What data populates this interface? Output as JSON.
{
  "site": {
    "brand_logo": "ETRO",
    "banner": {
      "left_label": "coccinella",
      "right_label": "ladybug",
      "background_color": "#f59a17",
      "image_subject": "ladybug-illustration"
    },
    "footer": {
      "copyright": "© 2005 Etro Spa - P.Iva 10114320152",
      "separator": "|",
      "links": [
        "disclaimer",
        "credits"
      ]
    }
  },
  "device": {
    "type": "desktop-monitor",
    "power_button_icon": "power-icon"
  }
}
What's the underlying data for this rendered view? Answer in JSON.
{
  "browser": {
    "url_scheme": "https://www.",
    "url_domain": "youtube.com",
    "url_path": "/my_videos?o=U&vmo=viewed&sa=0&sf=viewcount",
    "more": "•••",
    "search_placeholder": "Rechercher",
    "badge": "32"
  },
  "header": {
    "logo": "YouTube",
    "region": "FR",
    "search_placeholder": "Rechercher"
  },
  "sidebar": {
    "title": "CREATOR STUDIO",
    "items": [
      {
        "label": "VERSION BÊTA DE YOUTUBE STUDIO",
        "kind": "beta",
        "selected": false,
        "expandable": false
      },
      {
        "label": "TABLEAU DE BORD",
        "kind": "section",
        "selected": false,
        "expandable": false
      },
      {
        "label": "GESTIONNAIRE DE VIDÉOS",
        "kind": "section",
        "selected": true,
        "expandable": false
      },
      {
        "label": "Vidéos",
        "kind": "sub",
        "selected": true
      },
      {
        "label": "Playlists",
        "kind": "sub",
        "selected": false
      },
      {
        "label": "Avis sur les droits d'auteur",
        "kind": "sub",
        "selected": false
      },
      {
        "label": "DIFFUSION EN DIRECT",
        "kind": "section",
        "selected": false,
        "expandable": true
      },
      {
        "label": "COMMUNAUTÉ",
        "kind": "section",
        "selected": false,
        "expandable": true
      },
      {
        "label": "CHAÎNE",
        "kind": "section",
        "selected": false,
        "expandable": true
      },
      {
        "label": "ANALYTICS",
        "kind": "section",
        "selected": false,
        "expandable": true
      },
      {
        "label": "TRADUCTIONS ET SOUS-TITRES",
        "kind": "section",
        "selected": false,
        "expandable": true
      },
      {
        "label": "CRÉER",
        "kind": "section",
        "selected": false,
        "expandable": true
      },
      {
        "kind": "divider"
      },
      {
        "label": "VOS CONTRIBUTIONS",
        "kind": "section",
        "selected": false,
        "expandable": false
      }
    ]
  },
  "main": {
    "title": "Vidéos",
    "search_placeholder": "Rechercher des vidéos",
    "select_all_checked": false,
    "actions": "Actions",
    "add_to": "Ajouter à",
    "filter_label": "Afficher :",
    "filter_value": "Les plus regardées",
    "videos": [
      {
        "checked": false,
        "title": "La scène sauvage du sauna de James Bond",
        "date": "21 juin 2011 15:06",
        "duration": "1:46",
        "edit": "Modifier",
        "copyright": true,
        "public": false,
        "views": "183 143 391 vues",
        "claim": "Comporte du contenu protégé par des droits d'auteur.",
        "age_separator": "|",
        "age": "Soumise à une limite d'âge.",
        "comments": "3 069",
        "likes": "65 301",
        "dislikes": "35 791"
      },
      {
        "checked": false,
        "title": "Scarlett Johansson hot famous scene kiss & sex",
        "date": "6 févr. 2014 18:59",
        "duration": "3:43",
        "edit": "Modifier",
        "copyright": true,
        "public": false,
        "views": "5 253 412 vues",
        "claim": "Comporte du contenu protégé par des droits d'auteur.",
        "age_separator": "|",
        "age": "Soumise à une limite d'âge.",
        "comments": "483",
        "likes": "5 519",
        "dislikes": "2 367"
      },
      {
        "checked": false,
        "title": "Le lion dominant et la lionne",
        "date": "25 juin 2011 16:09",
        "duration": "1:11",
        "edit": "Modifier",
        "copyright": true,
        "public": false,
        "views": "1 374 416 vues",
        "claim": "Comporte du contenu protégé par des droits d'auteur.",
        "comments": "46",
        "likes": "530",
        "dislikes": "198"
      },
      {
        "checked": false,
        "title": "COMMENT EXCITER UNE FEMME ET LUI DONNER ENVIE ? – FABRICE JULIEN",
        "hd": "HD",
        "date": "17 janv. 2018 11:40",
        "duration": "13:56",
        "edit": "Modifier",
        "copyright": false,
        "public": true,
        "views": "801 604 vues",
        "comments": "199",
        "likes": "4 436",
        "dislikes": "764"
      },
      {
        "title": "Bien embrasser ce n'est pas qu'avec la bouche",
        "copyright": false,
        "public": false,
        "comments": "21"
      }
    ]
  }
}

※

■ Objective
Print back all the lines verbatim.

■ Exercise answer
What data populates this interface? Output as JSON.
{
  "site": {
    "brand_logo": "ETRO",
    "banner": {
      "left_label": "coccinella",
      "right_label": "ladybug",
      "background_color": "#f59a17",
      "image_subject": "ladybug-illustration"
    },
    "footer": {
      "copyright": "© 2005 Etro Spa - P.Iva 10114320152",
      "separator": "|",
      "links": [
        "disclaimer",
        "credits"
      ]
    }
  },
  "device": {
    "type": "desktop-monitor",
    "power_button_icon": "power-icon"
  }
}
What's the underlying data for this rendered view? Answer in JSON.
{
  "browser": {
    "url_scheme": "https://www.",
    "url_domain": "youtube.com",
    "url_path": "/my_videos?o=U&vmo=viewed&sa=0&sf=viewcount",
    "more": "•••",
    "search_placeholder": "Rechercher",
    "badge": "32"
  },
  "header": {
    "logo": "YouTube",
    "region": "FR",
    "search_placeholder": "Rechercher"
  },
  "sidebar": {
    "title": "CREATOR STUDIO",
    "items": [
      {
        "label": "VERSION BÊTA DE YOUTUBE STUDIO",
        "kind": "beta",
        "selected": false,
        "expandable": false
      },
      {
        "label": "TABLEAU DE BORD",
        "kind": "section",
        "selected": false,
        "expandable": false
      },
      {
        "label": "GESTIONNAIRE DE VIDÉOS",
        "kind": "section",
        "selected": true,
        "expandable": false
      },
      {
        "label": "Vidéos",
        "kind": "sub",
        "selected": true
      },
      {
        "label": "Playlists",
        "kind": "sub",
        "selected": false
      },
      {
        "label": "Avis sur les droits d'auteur",
        "kind": "sub",
        "selected": false
      },
      {
        "label": "DIFFUSION EN DIRECT",
        "kind": "section",
        "selected": false,
        "expandable": true
      },
      {
        "label": "COMMUNAUTÉ",
        "kind": "section",
        "selected": false,
        "expandable": true
      },
      {
        "label": "CHAÎNE",
        "kind": "section",
        "selected": false,
        "expandable": true
      },
      {
        "label": "ANALYTICS",
        "kind": "section",
        "selected": false,
        "expandable": true
      },
      {
        "label": "TRADUCTIONS ET SOUS-TITRES",
        "kind": "section",
        "selected": false,
        "expandable": true
      },
      {
        "label": "CRÉER",
        "kind": "section",
        "selected": false,
        "expandable": true
      },
      {
        "kind": "divider"
      },
      {
        "label": "VOS CONTRIBUTIONS",
        "kind": "section",
        "selected": false,
        "expandable": false
      }
    ]
  },
  "main": {
    "title": "Vidéos",
    "search_placeholder": "Rechercher des vidéos",
    "select_all_checked": false,
    "actions": "Actions",
    "add_to": "Ajouter à",
    "filter_label": "Afficher :",
    "filter_value": "Les plus regardées",
    "videos": [
      {
        "checked": false,
        "title": "La scène sauvage du sauna de James Bond",
        "date": "21 juin 2011 15:06",
        "duration": "1:46",
        "edit": "Modifier",
        "copyright": true,
        "public": false,
        "views": "183 143 391 vues",
        "claim": "Comporte du contenu protégé par des droits d'auteur.",
        "age_separator": "|",
        "age": "Soumise à une limite d'âge.",
        "comments": "3 069",
        "likes": "65 301",
        "dislikes": "35 791"
      },
      {
        "checked": false,
        "title": "Scarlett Johansson hot famous scene kiss & sex",
        "date": "6 févr. 2014 18:59",
        "duration": "3:43",
        "edit": "Modifier",
        "copyright": true,
        "public": false,
        "views": "5 253 412 vues",
        "claim": "Comporte du contenu protégé par des droits d'auteur.",
        "age_separator": "|",
        "age": "Soumise à une limite d'âge.",
        "comments": "483",
        "likes": "5 519",
        "dislikes": "2 367"
      },
      {
        "checked": false,
        "title": "Le lion dominant et la lionne",
        "date": "25 juin 2011 16:09",
        "duration": "1:11",
        "edit": "Modifier",
        "copyright": true,
        "public": false,
        "views": "1 374 416 vues",
        "claim": "Comporte du contenu protégé par des droits d'auteur.",
        "comments": "46",
        "likes": "530",
        "dislikes": "198"
      },
      {
        "checked": false,
        "title": "COMMENT EXCITER UNE FEMME ET LUI DONNER ENVIE ? – FABRICE JULIEN",
        "hd": "HD",
        "date": "17 janv. 2018 11:40",
        "duration": "13:56",
        "edit": "Modifier",
        "copyright": false,
        "public": true,
        "views": "801 604 vues",
        "comments": "199",
        "likes": "4 436",
        "dislikes": "764"
      },
      {
        "title": "Bien embrasser ce n'est pas qu'avec la bouche",
        "copyright": false,
        "public": false,
        "comments": "21"
      }
    ]
  }
}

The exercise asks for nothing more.